WHAT YOU NEED TO DO
Copy every line in the records below that contains the word "admin".

SUPPLIED MATERIAL
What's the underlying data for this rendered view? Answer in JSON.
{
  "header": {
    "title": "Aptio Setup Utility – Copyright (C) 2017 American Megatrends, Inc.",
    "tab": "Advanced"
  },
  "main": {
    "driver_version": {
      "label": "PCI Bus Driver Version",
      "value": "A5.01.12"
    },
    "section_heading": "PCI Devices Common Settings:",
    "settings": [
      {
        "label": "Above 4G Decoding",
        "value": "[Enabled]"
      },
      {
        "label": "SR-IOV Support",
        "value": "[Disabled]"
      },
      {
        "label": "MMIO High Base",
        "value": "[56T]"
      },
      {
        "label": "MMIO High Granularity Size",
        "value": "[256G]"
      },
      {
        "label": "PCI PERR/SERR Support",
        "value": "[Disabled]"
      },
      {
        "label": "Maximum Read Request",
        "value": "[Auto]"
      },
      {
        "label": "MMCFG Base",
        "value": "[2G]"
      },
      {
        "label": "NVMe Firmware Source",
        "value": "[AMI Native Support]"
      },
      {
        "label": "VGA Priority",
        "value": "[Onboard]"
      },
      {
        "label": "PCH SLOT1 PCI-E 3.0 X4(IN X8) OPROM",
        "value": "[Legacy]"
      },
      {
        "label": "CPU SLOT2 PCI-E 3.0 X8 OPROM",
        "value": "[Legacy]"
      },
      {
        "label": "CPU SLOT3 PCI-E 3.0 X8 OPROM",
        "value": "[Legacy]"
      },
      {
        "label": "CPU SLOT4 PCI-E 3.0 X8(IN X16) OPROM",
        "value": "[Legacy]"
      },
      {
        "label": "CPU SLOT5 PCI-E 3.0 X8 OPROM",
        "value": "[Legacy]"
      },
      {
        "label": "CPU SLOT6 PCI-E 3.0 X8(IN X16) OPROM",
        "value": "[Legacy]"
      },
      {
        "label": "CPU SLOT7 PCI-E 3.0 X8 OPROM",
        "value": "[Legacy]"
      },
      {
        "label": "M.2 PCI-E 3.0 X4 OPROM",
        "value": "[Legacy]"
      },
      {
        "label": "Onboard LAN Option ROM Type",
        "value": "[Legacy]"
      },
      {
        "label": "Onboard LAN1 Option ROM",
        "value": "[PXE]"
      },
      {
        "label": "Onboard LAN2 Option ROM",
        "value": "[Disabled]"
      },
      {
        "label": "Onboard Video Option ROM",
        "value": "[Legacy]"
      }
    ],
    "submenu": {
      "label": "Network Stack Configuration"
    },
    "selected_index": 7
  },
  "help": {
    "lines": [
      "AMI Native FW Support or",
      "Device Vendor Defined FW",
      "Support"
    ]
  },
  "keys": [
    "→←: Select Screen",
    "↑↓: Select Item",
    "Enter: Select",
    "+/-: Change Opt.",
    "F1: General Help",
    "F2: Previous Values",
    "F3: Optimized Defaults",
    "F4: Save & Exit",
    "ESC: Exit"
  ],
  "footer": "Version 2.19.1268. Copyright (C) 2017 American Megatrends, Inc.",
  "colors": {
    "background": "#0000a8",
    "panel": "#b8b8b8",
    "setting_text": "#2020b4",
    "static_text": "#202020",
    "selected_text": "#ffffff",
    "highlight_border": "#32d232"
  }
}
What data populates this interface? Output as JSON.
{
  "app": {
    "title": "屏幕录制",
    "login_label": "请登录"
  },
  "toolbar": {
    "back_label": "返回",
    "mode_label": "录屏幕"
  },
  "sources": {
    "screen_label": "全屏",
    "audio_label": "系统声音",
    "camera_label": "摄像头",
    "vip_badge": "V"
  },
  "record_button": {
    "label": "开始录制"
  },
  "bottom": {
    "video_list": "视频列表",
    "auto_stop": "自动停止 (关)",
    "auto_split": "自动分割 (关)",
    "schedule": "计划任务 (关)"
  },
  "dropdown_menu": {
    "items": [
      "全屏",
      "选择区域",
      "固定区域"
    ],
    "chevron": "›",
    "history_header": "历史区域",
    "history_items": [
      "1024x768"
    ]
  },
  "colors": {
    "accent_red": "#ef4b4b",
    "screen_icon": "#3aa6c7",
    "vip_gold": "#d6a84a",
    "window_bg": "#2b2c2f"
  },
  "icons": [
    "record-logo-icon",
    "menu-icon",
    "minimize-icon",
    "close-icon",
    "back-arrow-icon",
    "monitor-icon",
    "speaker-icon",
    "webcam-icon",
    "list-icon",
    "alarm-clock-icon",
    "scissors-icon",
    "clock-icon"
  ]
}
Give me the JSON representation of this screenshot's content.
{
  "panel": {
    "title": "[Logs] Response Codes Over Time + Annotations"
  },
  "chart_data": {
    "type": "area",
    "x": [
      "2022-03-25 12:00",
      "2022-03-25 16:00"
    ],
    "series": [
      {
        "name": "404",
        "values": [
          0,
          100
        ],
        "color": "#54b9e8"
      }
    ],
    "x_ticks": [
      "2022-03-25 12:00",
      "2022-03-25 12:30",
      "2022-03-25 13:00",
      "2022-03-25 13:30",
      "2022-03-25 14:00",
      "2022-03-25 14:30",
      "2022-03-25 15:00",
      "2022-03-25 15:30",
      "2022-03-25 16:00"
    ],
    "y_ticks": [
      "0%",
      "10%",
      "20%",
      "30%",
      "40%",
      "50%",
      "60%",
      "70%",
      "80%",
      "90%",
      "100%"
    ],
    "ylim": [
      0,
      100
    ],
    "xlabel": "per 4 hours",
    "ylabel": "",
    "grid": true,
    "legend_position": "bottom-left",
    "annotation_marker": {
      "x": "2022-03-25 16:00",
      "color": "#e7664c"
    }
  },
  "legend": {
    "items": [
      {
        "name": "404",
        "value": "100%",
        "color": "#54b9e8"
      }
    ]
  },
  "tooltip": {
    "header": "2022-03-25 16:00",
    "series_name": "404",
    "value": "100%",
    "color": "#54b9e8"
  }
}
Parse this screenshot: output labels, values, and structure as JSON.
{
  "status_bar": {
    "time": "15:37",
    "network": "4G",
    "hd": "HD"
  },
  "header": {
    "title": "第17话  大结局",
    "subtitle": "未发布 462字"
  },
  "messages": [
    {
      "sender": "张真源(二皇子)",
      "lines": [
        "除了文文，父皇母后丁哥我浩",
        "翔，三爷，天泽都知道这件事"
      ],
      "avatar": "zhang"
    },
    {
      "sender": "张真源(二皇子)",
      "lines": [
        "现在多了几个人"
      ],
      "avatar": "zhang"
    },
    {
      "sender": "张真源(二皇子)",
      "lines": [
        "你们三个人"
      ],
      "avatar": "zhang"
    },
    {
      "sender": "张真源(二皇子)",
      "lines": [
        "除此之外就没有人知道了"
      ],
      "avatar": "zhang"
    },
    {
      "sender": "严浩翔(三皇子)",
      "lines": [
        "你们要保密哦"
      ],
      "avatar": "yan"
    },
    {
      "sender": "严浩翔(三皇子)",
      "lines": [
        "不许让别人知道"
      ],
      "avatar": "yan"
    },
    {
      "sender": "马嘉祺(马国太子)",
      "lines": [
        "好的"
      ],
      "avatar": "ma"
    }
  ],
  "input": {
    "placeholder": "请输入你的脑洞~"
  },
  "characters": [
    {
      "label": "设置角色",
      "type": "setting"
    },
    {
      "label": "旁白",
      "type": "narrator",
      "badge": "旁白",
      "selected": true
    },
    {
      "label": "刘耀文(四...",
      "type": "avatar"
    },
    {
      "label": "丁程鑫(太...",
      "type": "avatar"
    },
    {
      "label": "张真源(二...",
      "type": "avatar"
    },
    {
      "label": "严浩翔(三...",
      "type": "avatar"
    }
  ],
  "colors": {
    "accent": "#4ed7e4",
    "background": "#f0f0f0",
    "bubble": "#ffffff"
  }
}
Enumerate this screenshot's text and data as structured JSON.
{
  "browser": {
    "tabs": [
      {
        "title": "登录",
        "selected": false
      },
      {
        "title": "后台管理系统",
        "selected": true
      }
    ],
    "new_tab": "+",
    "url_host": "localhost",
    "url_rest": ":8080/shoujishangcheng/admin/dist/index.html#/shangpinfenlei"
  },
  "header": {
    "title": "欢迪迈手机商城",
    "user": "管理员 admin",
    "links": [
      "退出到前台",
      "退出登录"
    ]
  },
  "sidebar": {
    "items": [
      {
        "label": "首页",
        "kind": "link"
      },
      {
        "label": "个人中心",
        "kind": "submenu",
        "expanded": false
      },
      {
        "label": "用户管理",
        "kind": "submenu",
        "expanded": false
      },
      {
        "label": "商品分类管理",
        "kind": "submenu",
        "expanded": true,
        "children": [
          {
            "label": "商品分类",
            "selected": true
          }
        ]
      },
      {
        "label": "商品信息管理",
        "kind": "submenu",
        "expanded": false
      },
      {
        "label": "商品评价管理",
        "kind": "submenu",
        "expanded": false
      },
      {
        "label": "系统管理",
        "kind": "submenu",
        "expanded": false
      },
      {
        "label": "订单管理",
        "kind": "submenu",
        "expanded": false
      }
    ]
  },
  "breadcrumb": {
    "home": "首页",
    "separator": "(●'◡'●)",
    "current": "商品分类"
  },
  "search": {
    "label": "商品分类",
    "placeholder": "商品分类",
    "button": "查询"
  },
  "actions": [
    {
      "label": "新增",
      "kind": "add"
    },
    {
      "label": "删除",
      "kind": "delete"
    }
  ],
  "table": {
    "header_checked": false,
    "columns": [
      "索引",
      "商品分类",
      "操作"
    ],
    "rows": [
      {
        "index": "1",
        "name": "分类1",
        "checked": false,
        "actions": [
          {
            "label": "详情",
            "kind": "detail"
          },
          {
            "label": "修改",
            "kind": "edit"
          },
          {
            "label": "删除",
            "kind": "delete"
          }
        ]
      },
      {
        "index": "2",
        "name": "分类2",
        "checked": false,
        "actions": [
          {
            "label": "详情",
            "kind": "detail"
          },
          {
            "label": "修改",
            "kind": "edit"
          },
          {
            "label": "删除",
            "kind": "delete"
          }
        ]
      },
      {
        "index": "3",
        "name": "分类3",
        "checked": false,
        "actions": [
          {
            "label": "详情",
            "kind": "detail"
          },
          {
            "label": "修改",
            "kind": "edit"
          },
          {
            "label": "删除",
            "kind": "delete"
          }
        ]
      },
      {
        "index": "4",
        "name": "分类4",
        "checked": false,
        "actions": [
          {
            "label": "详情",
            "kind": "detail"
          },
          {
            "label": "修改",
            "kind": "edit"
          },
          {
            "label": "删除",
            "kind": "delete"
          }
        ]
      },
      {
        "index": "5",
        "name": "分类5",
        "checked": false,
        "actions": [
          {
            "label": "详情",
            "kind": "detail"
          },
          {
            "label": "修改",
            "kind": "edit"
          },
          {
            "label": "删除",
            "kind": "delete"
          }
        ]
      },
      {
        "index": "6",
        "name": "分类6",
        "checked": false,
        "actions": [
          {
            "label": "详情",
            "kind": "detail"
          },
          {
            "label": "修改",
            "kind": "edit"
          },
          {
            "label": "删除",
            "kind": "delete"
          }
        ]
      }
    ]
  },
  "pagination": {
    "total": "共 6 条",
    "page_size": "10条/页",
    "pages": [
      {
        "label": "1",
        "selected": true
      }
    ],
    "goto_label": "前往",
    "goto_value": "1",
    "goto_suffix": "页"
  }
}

COMPLETE OUTPUT
    "url_rest": ":8080/shoujishangcheng/admin/dist/index.html#/shangpinfenlei"
    "user": "管理员 admin",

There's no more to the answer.